WRITTEN TASK A
Sum up the notes on the homogeneous case below in two sentences.

EXCERPT TO READ
--- Begin ---

Case 1: Homogeneous
\begin{aligned}
ay'' + by' + cy &= 0\\\\
\text{Let } y &= e^{\lambda x}\\
y' &= \lambda e^{\lambda x}\\
y &= \lambda^2e^{\lambda x}
\end{aligned}\begin{aligned}
\text{Therefore, the auxiliary equation is }
a\lambda^2 + b\lambda + c = 0
\end{aligned}Case 1a
\begin{aligned}
b^2-4ac &> 0\;(\lambda = \lambda_1, \lambda = \lambda_2)\\
y &= C_1 e^{\lambda_1x} + C_2 e^{\lambda_2 x}
\end{aligned}Case 1b
\begin{aligned}
b^2-4ac &= 0\;(\lambda = \lambda_1)\\
y &= (C_1x + C_2) e^{\lambda_1x}
\end{aligned}Case 1c
\begin{aligned}
b^2-4ac &< 0\;(\lambda = p \pm iq)\\
y &= e^{px}(A\cos qx + B\sin qx)

--- End ---

SOURCE MATERIAL

--- Begin ---

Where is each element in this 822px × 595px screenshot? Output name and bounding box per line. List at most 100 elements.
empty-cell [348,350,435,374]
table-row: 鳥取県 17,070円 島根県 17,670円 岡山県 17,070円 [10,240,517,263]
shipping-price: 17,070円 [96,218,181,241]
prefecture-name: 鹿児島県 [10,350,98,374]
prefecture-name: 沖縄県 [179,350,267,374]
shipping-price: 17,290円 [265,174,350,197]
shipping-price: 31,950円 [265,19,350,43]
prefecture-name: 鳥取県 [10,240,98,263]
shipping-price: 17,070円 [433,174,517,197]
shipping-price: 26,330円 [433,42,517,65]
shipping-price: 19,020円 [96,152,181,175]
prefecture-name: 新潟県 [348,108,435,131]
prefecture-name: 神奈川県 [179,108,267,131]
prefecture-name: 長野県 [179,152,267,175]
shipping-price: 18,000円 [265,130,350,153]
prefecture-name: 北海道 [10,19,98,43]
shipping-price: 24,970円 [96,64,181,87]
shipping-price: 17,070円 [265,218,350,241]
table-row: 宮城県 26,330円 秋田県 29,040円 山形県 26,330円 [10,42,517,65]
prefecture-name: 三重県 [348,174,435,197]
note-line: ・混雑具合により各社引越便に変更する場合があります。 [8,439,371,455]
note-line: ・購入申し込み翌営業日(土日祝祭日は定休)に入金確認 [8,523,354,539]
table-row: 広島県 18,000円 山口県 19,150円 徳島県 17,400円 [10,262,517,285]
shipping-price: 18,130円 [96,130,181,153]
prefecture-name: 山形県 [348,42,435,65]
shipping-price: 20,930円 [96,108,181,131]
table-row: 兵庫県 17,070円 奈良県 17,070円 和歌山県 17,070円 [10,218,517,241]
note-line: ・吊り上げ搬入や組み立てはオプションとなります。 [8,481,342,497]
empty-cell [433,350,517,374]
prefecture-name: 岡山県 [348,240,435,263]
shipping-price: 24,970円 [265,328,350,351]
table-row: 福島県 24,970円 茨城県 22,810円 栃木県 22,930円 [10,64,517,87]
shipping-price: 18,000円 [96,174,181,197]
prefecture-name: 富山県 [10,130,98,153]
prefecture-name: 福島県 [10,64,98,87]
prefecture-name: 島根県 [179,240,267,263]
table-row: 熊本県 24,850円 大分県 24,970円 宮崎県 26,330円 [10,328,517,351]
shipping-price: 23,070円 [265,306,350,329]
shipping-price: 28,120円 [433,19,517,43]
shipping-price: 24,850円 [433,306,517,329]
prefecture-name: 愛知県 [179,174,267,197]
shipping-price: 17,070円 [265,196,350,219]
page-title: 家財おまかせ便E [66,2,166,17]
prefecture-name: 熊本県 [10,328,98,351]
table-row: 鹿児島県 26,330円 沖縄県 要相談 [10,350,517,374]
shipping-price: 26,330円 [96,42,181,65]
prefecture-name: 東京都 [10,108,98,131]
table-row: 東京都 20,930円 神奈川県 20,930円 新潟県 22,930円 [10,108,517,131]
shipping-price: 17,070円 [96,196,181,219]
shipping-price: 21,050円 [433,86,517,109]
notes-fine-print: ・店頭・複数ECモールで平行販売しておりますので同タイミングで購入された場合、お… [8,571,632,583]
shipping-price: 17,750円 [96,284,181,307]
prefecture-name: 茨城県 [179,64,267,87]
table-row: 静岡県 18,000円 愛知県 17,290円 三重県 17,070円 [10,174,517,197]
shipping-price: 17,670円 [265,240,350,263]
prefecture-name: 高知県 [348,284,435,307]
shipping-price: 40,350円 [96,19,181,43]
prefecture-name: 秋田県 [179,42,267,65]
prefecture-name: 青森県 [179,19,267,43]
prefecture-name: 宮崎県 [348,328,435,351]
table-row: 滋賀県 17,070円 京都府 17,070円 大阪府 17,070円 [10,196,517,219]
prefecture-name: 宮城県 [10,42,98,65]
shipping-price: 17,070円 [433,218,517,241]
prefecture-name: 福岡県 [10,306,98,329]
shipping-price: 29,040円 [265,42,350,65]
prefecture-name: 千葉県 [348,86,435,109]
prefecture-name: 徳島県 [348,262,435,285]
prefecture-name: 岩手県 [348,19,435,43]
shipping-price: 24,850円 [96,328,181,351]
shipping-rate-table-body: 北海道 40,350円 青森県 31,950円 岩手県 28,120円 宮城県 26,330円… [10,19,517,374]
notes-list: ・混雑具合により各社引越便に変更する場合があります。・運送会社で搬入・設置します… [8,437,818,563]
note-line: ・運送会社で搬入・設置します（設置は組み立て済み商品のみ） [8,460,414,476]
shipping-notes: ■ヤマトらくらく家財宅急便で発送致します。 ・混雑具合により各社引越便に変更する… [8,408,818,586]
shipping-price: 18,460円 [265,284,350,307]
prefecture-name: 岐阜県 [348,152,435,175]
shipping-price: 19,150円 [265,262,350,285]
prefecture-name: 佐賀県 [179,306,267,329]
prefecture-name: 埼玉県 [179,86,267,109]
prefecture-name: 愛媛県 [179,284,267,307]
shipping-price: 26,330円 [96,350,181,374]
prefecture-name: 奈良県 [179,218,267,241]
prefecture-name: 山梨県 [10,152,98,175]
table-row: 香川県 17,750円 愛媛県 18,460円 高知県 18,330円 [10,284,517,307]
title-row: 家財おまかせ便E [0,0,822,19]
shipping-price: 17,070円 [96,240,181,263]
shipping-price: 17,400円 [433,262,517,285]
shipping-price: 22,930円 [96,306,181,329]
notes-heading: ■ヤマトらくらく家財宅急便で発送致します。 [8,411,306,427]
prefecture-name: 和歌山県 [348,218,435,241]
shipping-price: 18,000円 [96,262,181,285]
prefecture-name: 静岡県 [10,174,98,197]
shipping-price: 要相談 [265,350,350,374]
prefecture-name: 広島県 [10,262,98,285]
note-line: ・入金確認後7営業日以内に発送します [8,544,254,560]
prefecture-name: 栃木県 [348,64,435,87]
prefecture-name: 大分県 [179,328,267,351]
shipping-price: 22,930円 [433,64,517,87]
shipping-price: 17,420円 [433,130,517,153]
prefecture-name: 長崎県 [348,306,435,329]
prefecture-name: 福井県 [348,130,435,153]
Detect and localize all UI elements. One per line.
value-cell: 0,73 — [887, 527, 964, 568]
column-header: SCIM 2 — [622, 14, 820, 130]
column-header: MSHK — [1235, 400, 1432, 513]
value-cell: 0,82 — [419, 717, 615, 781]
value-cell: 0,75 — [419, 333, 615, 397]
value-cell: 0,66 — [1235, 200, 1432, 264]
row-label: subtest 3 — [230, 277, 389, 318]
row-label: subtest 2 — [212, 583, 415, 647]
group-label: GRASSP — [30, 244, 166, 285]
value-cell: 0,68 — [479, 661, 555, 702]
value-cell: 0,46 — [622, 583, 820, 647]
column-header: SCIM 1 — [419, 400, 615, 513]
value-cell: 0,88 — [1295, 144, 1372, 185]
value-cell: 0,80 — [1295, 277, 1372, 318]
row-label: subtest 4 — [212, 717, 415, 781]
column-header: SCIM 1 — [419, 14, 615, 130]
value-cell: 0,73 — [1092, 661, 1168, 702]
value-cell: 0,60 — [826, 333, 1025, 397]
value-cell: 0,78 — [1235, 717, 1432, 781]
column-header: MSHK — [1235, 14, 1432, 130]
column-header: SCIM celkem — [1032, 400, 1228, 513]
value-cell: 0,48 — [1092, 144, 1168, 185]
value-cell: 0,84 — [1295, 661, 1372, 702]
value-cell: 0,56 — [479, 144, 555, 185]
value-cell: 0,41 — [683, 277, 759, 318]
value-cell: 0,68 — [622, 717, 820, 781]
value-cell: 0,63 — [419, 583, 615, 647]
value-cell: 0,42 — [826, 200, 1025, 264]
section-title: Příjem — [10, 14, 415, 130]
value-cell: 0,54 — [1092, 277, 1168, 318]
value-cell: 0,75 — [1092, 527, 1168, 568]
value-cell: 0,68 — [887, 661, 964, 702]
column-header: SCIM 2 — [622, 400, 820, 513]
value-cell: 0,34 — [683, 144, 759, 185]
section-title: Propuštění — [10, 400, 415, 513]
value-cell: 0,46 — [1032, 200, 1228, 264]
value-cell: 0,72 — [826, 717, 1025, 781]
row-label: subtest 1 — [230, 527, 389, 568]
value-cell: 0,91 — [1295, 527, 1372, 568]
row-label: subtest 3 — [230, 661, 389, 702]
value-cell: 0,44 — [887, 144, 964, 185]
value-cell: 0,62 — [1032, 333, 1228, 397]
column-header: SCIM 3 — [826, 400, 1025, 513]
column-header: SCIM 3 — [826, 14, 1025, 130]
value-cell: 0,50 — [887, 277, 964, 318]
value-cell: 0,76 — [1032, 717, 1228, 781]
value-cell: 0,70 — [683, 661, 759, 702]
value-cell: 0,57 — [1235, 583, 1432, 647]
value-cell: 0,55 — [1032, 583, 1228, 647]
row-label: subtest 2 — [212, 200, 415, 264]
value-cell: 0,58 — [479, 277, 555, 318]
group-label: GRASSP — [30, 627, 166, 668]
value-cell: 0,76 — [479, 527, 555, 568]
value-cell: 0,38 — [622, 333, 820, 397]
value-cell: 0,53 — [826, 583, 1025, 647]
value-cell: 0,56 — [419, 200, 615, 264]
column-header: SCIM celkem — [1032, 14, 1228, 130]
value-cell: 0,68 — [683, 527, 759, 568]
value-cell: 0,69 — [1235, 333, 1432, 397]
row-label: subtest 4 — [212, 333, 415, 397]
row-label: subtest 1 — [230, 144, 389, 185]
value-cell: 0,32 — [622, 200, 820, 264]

--- End ---

WRITTEN TASK B
In the entries, swap "shipping-price" for "delivery-fee" wherever it appears in the part that opens with the first line and closes with the line containing "prefecture-name: 三重県 [348,174,435,197]". Write out only those lines, leaving everything else unchanged.

REPLY A
Substituting y = e^{λx} into ay'' + by' + cy = 0 gives the auxiliary equation aλ² + bλ + c = 0. The solution depends on b² − 4ac: two distinct roots give y = C₁e^{λ₁x} + C₂e^{λ₂x}, a repeated root gives y = (C₁x + C₂)e^{λ₁x}, and complex roots p ± iq give y = e^{px}(A cos qx + B sin qx).

REPLY B
Where is each element in this 822px × 595px screenshot? Output name and bounding box per line. List at most 100 elements.
empty-cell [348,350,435,374]
table-row: 鳥取県 17,070円 島根県 17,670円 岡山県 17,070円 [10,240,517,263]
delivery-fee: 17,070円 [96,218,181,241]
prefecture-name: 鹿児島県 [10,350,98,374]
prefecture-name: 沖縄県 [179,350,267,374]
delivery-fee: 17,290円 [265,174,350,197]
delivery-fee: 31,950円 [265,19,350,43]
prefecture-name: 鳥取県 [10,240,98,263]
delivery-fee: 17,070円 [433,174,517,197]
delivery-fee: 26,330円 [433,42,517,65]
delivery-fee: 19,020円 [96,152,181,175]
prefecture-name: 新潟県 [348,108,435,131]
prefecture-name: 神奈川県 [179,108,267,131]
prefecture-name: 長野県 [179,152,267,175]
delivery-fee: 18,000円 [265,130,350,153]
prefecture-name: 北海道 [10,19,98,43]
delivery-fee: 24,970円 [96,64,181,87]
delivery-fee: 17,070円 [265,218,350,241]
table-row: 宮城県 26,330円 秋田県 29,040円 山形県 26,330円 [10,42,517,65]
prefecture-name: 三重県 [348,174,435,197]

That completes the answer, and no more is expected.